**Instructions to follow:** Please repeat the listing line for line, starting at its first line and ending at the line containing "cell[interactable] bbox=[160, 184, 290, 212]", with both of those lines included.

**Task input:**
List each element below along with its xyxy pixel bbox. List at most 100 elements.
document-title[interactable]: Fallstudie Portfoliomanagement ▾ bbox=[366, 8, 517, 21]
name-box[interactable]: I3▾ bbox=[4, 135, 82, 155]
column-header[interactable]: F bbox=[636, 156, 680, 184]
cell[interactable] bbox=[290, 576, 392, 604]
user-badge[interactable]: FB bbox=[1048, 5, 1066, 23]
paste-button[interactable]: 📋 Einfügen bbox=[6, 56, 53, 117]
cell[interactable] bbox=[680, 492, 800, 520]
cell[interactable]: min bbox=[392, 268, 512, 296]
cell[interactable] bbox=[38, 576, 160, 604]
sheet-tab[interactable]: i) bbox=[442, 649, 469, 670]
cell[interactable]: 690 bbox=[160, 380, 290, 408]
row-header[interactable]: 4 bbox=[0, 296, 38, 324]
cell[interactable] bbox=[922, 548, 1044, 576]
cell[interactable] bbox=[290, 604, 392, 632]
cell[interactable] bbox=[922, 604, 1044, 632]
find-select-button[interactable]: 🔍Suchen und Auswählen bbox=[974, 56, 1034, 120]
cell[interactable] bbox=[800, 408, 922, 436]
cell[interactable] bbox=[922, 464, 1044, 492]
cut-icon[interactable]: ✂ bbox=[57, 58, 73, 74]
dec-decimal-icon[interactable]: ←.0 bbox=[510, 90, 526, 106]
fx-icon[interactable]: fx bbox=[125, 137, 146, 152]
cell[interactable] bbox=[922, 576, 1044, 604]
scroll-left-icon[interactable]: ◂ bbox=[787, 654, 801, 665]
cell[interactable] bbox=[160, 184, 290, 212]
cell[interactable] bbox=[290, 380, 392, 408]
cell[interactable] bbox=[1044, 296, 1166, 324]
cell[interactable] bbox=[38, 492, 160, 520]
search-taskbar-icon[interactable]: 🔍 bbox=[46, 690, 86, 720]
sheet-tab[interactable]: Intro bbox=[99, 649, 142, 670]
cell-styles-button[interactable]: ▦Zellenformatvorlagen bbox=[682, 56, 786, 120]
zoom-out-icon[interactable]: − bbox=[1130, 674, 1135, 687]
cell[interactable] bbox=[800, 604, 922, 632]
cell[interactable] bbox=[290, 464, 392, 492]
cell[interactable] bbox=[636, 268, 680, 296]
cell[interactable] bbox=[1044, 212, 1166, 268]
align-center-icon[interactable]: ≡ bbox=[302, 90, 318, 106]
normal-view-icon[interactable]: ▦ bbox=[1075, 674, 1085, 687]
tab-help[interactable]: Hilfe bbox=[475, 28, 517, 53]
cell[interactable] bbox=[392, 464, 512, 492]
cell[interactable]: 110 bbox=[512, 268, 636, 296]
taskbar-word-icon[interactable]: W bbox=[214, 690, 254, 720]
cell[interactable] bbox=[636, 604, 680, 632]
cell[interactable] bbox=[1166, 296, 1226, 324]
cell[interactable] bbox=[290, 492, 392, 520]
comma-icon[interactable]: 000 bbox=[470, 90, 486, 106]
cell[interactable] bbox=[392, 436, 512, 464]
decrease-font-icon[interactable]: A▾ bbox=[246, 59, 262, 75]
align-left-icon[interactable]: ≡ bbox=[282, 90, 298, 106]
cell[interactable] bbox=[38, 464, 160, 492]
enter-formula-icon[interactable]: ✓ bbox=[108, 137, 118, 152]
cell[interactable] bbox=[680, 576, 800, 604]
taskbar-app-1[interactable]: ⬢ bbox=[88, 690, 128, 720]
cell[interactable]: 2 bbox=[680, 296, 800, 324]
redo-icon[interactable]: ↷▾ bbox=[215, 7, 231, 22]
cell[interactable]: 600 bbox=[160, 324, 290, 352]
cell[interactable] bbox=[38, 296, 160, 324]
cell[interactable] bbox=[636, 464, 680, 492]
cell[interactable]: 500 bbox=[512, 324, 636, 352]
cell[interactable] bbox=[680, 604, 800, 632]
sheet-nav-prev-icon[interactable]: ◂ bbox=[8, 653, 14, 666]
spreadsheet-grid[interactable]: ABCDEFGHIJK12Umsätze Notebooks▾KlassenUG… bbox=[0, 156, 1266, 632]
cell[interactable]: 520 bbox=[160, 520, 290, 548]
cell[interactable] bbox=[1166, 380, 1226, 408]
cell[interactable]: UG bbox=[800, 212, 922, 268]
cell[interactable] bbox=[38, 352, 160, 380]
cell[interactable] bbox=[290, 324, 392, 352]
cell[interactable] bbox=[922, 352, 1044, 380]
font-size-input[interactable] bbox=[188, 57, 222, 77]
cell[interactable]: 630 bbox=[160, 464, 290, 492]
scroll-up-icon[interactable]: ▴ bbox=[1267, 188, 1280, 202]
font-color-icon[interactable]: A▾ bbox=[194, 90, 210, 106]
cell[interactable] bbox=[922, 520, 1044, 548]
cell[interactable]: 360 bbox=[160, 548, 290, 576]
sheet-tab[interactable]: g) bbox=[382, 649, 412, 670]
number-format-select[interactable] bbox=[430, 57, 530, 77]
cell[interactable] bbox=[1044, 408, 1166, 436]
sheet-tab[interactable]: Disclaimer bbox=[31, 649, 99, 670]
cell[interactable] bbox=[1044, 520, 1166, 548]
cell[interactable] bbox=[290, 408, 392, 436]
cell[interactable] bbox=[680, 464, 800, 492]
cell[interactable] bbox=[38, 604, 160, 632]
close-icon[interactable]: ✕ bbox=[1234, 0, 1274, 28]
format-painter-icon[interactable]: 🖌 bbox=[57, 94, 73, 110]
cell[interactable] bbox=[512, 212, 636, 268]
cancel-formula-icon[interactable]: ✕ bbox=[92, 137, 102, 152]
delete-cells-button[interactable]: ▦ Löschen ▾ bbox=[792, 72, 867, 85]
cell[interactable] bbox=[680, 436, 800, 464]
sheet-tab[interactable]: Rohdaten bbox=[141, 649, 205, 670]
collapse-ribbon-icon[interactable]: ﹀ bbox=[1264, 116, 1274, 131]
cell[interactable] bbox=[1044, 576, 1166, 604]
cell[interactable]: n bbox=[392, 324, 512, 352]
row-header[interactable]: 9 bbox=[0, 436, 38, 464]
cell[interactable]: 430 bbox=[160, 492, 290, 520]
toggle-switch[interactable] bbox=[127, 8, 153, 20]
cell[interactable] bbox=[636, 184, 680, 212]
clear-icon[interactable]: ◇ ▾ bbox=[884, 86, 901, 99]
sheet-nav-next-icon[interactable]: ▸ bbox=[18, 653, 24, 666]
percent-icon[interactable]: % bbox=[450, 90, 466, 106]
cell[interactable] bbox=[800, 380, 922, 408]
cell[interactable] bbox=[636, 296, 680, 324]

**Reply to the task:**
List each element below along with its xyxy pixel bbox. List at most 100 elements.
document-title[interactable]: Fallstudie Portfoliomanagement ▾ bbox=[366, 8, 517, 21]
name-box[interactable]: I3▾ bbox=[4, 135, 82, 155]
column-header[interactable]: F bbox=[636, 156, 680, 184]
cell[interactable] bbox=[290, 576, 392, 604]
user-badge[interactable]: FB bbox=[1048, 5, 1066, 23]
paste-button[interactable]: 📋 Einfügen bbox=[6, 56, 53, 117]
cell[interactable] bbox=[680, 492, 800, 520]
cell[interactable]: min bbox=[392, 268, 512, 296]
cell[interactable] bbox=[38, 576, 160, 604]
sheet-tab[interactable]: i) bbox=[442, 649, 469, 670]
cell[interactable]: 690 bbox=[160, 380, 290, 408]
row-header[interactable]: 4 bbox=[0, 296, 38, 324]
cell[interactable] bbox=[922, 548, 1044, 576]
cell[interactable] bbox=[290, 604, 392, 632]
cell[interactable] bbox=[922, 604, 1044, 632]
find-select-button[interactable]: 🔍Suchen und Auswählen bbox=[974, 56, 1034, 120]
cell[interactable] bbox=[800, 408, 922, 436]
cell[interactable] bbox=[922, 464, 1044, 492]
cut-icon[interactable]: ✂ bbox=[57, 58, 73, 74]
dec-decimal-icon[interactable]: ←.0 bbox=[510, 90, 526, 106]
fx-icon[interactable]: fx bbox=[125, 137, 146, 152]
cell[interactable] bbox=[922, 576, 1044, 604]
scroll-left-icon[interactable]: ◂ bbox=[787, 654, 801, 665]
cell[interactable] bbox=[160, 184, 290, 212]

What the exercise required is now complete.